** Begin Dataset extract **
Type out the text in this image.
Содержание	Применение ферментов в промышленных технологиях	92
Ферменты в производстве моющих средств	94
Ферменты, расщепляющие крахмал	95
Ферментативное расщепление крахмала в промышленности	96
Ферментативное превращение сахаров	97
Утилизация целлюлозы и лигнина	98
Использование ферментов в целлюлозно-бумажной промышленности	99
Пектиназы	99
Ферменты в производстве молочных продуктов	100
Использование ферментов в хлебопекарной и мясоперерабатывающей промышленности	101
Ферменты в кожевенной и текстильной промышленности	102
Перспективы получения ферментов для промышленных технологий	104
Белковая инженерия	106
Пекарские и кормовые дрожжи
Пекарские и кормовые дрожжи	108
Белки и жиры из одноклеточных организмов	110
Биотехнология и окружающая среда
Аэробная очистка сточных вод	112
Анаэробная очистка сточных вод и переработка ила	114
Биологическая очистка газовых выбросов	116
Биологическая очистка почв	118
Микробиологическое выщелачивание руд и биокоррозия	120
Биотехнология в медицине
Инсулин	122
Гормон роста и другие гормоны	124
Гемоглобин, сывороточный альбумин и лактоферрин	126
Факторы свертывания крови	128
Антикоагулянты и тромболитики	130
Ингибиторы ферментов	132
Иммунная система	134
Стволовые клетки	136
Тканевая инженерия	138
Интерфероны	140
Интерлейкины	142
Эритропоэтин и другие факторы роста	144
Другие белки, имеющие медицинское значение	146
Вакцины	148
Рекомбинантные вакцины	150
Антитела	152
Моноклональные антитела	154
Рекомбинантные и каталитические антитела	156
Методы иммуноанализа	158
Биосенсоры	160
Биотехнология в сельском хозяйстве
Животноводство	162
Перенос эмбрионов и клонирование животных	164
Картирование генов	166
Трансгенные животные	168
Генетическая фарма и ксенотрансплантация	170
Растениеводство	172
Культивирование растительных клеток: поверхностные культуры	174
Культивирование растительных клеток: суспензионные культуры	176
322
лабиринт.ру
** End Dataset extract **
** Begin Dataset extract **
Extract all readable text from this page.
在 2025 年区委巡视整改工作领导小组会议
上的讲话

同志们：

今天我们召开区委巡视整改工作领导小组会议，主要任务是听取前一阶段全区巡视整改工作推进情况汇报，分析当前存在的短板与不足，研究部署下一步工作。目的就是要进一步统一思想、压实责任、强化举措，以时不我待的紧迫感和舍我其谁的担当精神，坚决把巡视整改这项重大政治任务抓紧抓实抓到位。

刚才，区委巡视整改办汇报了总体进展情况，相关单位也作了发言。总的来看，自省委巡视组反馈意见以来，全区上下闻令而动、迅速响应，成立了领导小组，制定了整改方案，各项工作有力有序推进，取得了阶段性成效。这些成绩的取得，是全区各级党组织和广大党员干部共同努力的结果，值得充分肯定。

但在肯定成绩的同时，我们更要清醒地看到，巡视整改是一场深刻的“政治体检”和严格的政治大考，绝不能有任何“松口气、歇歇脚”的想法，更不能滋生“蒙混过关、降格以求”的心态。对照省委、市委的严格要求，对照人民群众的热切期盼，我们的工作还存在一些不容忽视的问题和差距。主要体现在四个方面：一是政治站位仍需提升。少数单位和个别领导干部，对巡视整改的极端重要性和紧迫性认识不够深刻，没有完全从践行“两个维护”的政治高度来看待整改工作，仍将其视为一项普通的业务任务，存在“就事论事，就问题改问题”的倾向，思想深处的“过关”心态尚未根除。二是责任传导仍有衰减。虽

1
** End Dataset extract **
» Prompt:
Lines containing the string "Рекомбинантные" are to be selected and copied.

» Task response:
Рекомбинантные вакцины	150
Рекомбинантные и каталитические антитела	156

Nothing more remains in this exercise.